⟨
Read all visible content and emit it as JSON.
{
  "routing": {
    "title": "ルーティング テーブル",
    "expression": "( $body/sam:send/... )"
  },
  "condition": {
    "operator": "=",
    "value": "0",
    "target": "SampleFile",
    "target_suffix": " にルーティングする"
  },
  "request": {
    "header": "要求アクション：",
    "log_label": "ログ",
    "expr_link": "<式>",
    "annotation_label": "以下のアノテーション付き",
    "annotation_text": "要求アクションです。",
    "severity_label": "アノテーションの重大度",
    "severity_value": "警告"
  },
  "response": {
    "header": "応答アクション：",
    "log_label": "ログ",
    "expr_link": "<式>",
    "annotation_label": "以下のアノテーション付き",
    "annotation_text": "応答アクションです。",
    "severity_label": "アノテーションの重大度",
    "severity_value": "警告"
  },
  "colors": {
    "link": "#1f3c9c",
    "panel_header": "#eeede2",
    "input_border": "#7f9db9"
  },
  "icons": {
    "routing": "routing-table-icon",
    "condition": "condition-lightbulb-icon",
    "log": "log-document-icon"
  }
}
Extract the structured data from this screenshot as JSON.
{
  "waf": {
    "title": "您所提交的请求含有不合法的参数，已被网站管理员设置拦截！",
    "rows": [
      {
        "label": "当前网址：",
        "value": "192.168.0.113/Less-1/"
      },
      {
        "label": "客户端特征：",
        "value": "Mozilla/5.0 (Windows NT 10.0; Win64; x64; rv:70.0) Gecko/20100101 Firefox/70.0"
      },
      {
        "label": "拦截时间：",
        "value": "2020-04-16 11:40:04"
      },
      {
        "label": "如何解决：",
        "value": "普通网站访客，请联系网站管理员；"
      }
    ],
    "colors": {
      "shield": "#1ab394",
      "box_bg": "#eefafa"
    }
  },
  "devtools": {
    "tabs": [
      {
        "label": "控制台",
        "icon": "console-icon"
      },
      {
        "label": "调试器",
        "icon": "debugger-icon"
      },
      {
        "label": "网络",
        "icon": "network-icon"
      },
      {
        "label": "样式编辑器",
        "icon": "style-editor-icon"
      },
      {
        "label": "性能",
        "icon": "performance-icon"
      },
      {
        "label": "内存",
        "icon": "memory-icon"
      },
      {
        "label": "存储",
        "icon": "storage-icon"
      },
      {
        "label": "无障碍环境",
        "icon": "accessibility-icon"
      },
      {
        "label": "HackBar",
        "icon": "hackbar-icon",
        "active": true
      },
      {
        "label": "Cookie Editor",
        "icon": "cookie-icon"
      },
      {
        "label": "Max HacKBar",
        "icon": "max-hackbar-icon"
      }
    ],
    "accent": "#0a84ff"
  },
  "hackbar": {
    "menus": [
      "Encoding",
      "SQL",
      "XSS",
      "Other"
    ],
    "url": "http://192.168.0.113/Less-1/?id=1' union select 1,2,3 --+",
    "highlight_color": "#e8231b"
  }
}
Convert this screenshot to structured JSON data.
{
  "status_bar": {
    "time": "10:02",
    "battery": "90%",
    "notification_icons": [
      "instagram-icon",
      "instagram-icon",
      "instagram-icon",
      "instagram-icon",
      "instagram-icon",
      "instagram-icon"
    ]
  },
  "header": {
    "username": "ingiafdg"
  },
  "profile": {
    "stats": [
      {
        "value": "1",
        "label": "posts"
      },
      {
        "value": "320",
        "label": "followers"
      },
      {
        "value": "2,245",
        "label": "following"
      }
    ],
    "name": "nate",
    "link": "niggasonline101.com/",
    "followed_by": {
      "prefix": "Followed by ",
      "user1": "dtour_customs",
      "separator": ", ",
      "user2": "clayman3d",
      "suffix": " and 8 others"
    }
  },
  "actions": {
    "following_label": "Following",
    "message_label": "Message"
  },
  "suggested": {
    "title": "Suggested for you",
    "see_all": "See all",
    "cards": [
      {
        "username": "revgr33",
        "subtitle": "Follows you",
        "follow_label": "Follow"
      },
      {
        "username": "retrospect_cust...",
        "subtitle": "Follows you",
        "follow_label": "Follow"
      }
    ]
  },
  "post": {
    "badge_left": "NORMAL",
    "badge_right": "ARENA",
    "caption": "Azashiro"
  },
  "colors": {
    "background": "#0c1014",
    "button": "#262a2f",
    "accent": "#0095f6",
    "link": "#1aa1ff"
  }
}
⟩
:: What is expected ::
Type out the whole listing above again, exactly as it stands.

:: Completed task ::
Read all visible content and emit it as JSON.
{
  "routing": {
    "title": "ルーティング テーブル",
    "expression": "( $body/sam:send/... )"
  },
  "condition": {
    "operator": "=",
    "value": "0",
    "target": "SampleFile",
    "target_suffix": " にルーティングする"
  },
  "request": {
    "header": "要求アクション：",
    "log_label": "ログ",
    "expr_link": "<式>",
    "annotation_label": "以下のアノテーション付き",
    "annotation_text": "要求アクションです。",
    "severity_label": "アノテーションの重大度",
    "severity_value": "警告"
  },
  "response": {
    "header": "応答アクション：",
    "log_label": "ログ",
    "expr_link": "<式>",
    "annotation_label": "以下のアノテーション付き",
    "annotation_text": "応答アクションです。",
    "severity_label": "アノテーションの重大度",
    "severity_value": "警告"
  },
  "colors": {
    "link": "#1f3c9c",
    "panel_header": "#eeede2",
    "input_border": "#7f9db9"
  },
  "icons": {
    "routing": "routing-table-icon",
    "condition": "condition-lightbulb-icon",
    "log": "log-document-icon"
  }
}
Extract the structured data from this screenshot as JSON.
{
  "waf": {
    "title": "您所提交的请求含有不合法的参数，已被网站管理员设置拦截！",
    "rows": [
      {
        "label": "当前网址：",
        "value": "192.168.0.113/Less-1/"
      },
      {
        "label": "客户端特征：",
        "value": "Mozilla/5.0 (Windows NT 10.0; Win64; x64; rv:70.0) Gecko/20100101 Firefox/70.0"
      },
      {
        "label": "拦截时间：",
        "value": "2020-04-16 11:40:04"
      },
      {
        "label": "如何解决：",
        "value": "普通网站访客，请联系网站管理员；"
      }
    ],
    "colors": {
      "shield": "#1ab394",
      "box_bg": "#eefafa"
    }
  },
  "devtools": {
    "tabs": [
      {
        "label": "控制台",
        "icon": "console-icon"
      },
      {
        "label": "调试器",
        "icon": "debugger-icon"
      },
      {
        "label": "网络",
        "icon": "network-icon"
      },
      {
        "label": "样式编辑器",
        "icon": "style-editor-icon"
      },
      {
        "label": "性能",
        "icon": "performance-icon"
      },
      {
        "label": "内存",
        "icon": "memory-icon"
      },
      {
        "label": "存储",
        "icon": "storage-icon"
      },
      {
        "label": "无障碍环境",
        "icon": "accessibility-icon"
      },
      {
        "label": "HackBar",
        "icon": "hackbar-icon",
        "active": true
      },
      {
        "label": "Cookie Editor",
        "icon": "cookie-icon"
      },
      {
        "label": "Max HacKBar",
        "icon": "max-hackbar-icon"
      }
    ],
    "accent": "#0a84ff"
  },
  "hackbar": {
    "menus": [
      "Encoding",
      "SQL",
      "XSS",
      "Other"
    ],
    "url": "http://192.168.0.113/Less-1/?id=1' union select 1,2,3 --+",
    "highlight_color": "#e8231b"
  }
}
Convert this screenshot to structured JSON data.
{
  "status_bar": {
    "time": "10:02",
    "battery": "90%",
    "notification_icons": [
      "instagram-icon",
      "instagram-icon",
      "instagram-icon",
      "instagram-icon",
      "instagram-icon",
      "instagram-icon"
    ]
  },
  "header": {
    "username": "ingiafdg"
  },
  "profile": {
    "stats": [
      {
        "value": "1",
        "label": "posts"
      },
      {
        "value": "320",
        "label": "followers"
      },
      {
        "value": "2,245",
        "label": "following"
      }
    ],
    "name": "nate",
    "link": "niggasonline101.com/",
    "followed_by": {
      "prefix": "Followed by ",
      "user1": "dtour_customs",
      "separator": ", ",
      "user2": "clayman3d",
      "suffix": " and 8 others"
    }
  },
  "actions": {
    "following_label": "Following",
    "message_label": "Message"
  },
  "suggested": {
    "title": "Suggested for you",
    "see_all": "See all",
    "cards": [
      {
        "username": "revgr33",
        "subtitle": "Follows you",
        "follow_label": "Follow"
      },
      {
        "username": "retrospect_cust...",
        "subtitle": "Follows you",
        "follow_label": "Follow"
      }
    ]
  },
  "post": {
    "badge_left": "NORMAL",
    "badge_right": "ARENA",
    "caption": "Azashiro"
  },
  "colors": {
    "background": "#0c1014",
    "button": "#262a2f",
    "accent": "#0095f6",
    "link": "#1aa1ff"
  }
}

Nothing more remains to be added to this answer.